Make an exact copy of each entry, leaving out every picture.

═══

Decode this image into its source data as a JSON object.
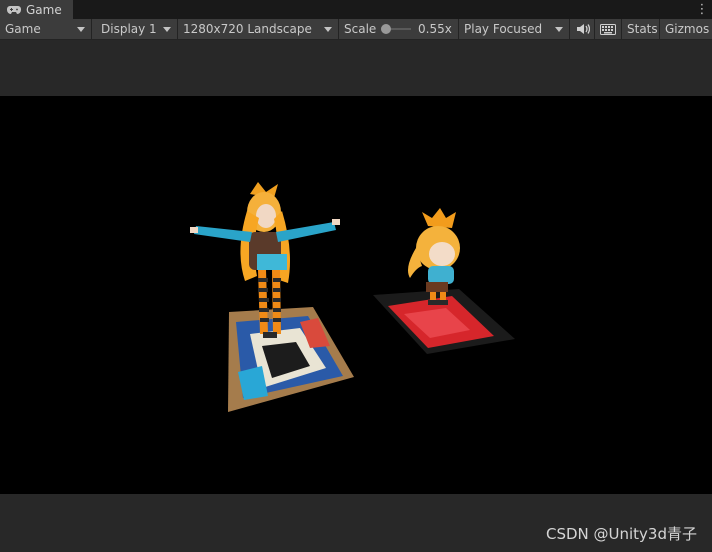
{
  "tab": {
    "label": "Game",
    "icon": "gamepad-icon"
  },
  "toolbar": {
    "mode": "Game",
    "display": "Display 1",
    "resolution": "1280x720 Landscape",
    "scale_label": "Scale",
    "scale_value": "0.55x",
    "play_mode": "Play Focused",
    "mute_icon": "speaker-icon",
    "stats_icon": "keyboard-icon",
    "stats": "Stats",
    "gizmos": "Gizmos"
  },
  "watermark": "CSDN @Unity3d青子",
  "colors": {
    "toolbar_bg": "#3c3c3c",
    "tabbar_bg": "#191919",
    "panel_bg": "#282828",
    "viewport_bg": "#000000"
  }
}
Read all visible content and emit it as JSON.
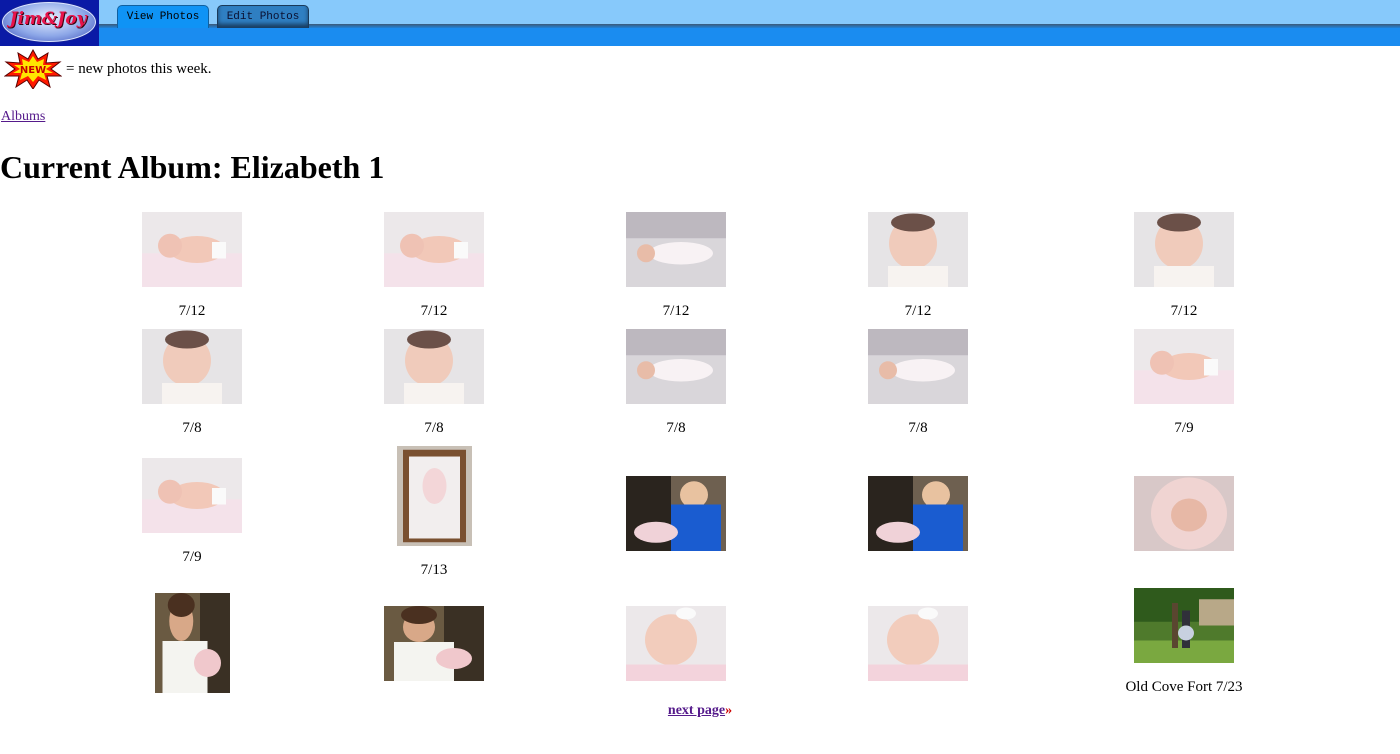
{
  "header": {
    "logo_text": "Jim&Joy",
    "tabs": [
      {
        "label": "View Photos",
        "active": true
      },
      {
        "label": "Edit Photos",
        "active": false
      }
    ],
    "colors": {
      "light": "#87c9fb",
      "band": "#1a8cf0",
      "logo_bg": "#0a1aa6"
    }
  },
  "legend": {
    "badge_text": "NEW",
    "text": "= new photos this week."
  },
  "nav": {
    "albums_link": "Albums"
  },
  "album": {
    "title": "Current Album: Elizabeth 1"
  },
  "photos": [
    {
      "caption": "7/12",
      "orientation": "landscape",
      "subject": "baby-on-blanket"
    },
    {
      "caption": "7/12",
      "orientation": "landscape",
      "subject": "baby-on-blanket"
    },
    {
      "caption": "7/12",
      "orientation": "landscape",
      "subject": "baby-lying"
    },
    {
      "caption": "7/12",
      "orientation": "landscape",
      "subject": "baby-face"
    },
    {
      "caption": "7/12",
      "orientation": "landscape",
      "subject": "baby-face"
    },
    {
      "caption": "7/8",
      "orientation": "landscape",
      "subject": "baby-face"
    },
    {
      "caption": "7/8",
      "orientation": "landscape",
      "subject": "baby-face"
    },
    {
      "caption": "7/8",
      "orientation": "landscape",
      "subject": "baby-lying"
    },
    {
      "caption": "7/8",
      "orientation": "landscape",
      "subject": "baby-lying"
    },
    {
      "caption": "7/9",
      "orientation": "landscape",
      "subject": "baby-on-blanket"
    },
    {
      "caption": "7/9",
      "orientation": "landscape",
      "subject": "baby-on-blanket"
    },
    {
      "caption": "7/13",
      "orientation": "portrait",
      "subject": "baby-in-crib"
    },
    {
      "caption": "",
      "orientation": "landscape",
      "subject": "person-holding-baby"
    },
    {
      "caption": "",
      "orientation": "landscape",
      "subject": "person-holding-baby"
    },
    {
      "caption": "",
      "orientation": "landscape",
      "subject": "baby-in-hood"
    },
    {
      "caption": "",
      "orientation": "portrait",
      "subject": "woman-holding-baby"
    },
    {
      "caption": "",
      "orientation": "landscape",
      "subject": "woman-holding-baby"
    },
    {
      "caption": "",
      "orientation": "landscape",
      "subject": "baby-sleeping"
    },
    {
      "caption": "",
      "orientation": "landscape",
      "subject": "baby-sleeping"
    },
    {
      "caption": "Old Cove Fort 7/23",
      "orientation": "landscape",
      "subject": "outdoor-family"
    }
  ],
  "pagination": {
    "next_label": "next page",
    "arrow": "»"
  }
}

═══

◆ SOLUTION FOR THIS EXERCISE ◆
Decode this image into its source data as a JSON object.
{
  "tab": {
    "label": "Game",
    "icon": "gamepad-icon"
  },
  "toolbar": {
    "mode": "Game",
    "display": "Display 1",
    "resolution": "1280x720 Landscape",
    "scale_label": "Scale",
    "scale_value": "0.55x",
    "play_mode": "Play Focused",
    "mute_icon": "speaker-icon",
    "stats_icon": "keyboard-icon",
    "stats": "Stats",
    "gizmos": "Gizmos"
  },
  "watermark": "CSDN @Unity3d青子",
  "colors": {
    "toolbar_bg": "#3c3c3c",
    "tabbar_bg": "#191919",
    "panel_bg": "#282828",
    "viewport_bg": "#000000"
  }
}
Read all visible content and emit it as JSON.
{
  "header": {
    "logo_text": "Jim&Joy",
    "tabs": [
      {
        "label": "View Photos",
        "active": true
      },
      {
        "label": "Edit Photos",
        "active": false
      }
    ],
    "colors": {
      "light": "#87c9fb",
      "band": "#1a8cf0",
      "logo_bg": "#0a1aa6"
    }
  },
  "legend": {
    "badge_text": "NEW",
    "text": "= new photos this week."
  },
  "nav": {
    "albums_link": "Albums"
  },
  "album": {
    "title": "Current Album: Elizabeth 1"
  },
  "photos": [
    {
      "caption": "7/12",
      "orientation": "landscape",
      "subject": "baby-on-blanket"
    },
    {
      "caption": "7/12",
      "orientation": "landscape",
      "subject": "baby-on-blanket"
    },
    {
      "caption": "7/12",
      "orientation": "landscape",
      "subject": "baby-lying"
    },
    {
      "caption": "7/12",
      "orientation": "landscape",
      "subject": "baby-face"
    },
    {
      "caption": "7/12",
      "orientation": "landscape",
      "subject": "baby-face"
    },
    {
      "caption": "7/8",
      "orientation": "landscape",
      "subject": "baby-face"
    },
    {
      "caption": "7/8",
      "orientation": "landscape",
      "subject": "baby-face"
    },
    {
      "caption": "7/8",
      "orientation": "landscape",
      "subject": "baby-lying"
    },
    {
      "caption": "7/8",
      "orientation": "landscape",
      "subject": "baby-lying"
    },
    {
      "caption": "7/9",
      "orientation": "landscape",
      "subject": "baby-on-blanket"
    },
    {
      "caption": "7/9",
      "orientation": "landscape",
      "subject": "baby-on-blanket"
    },
    {
      "caption": "7/13",
      "orientation": "portrait",
      "subject": "baby-in-crib"
    },
    {
      "caption": "",
      "orientation": "landscape",
      "subject": "person-holding-baby"
    },
    {
      "caption": "",
      "orientation": "landscape",
      "subject": "person-holding-baby"
    },
    {
      "caption": "",
      "orientation": "landscape",
      "subject": "baby-in-hood"
    },
    {
      "caption": "",
      "orientation": "portrait",
      "subject": "woman-holding-baby"
    },
    {
      "caption": "",
      "orientation": "landscape",
      "subject": "woman-holding-baby"
    },
    {
      "caption": "",
      "orientation": "landscape",
      "subject": "baby-sleeping"
    },
    {
      "caption": "",
      "orientation": "landscape",
      "subject": "baby-sleeping"
    },
    {
      "caption": "Old Cove Fort 7/23",
      "orientation": "landscape",
      "subject": "outdoor-family"
    }
  ],
  "pagination": {
    "next_label": "next page",
    "arrow": "»"
  }
}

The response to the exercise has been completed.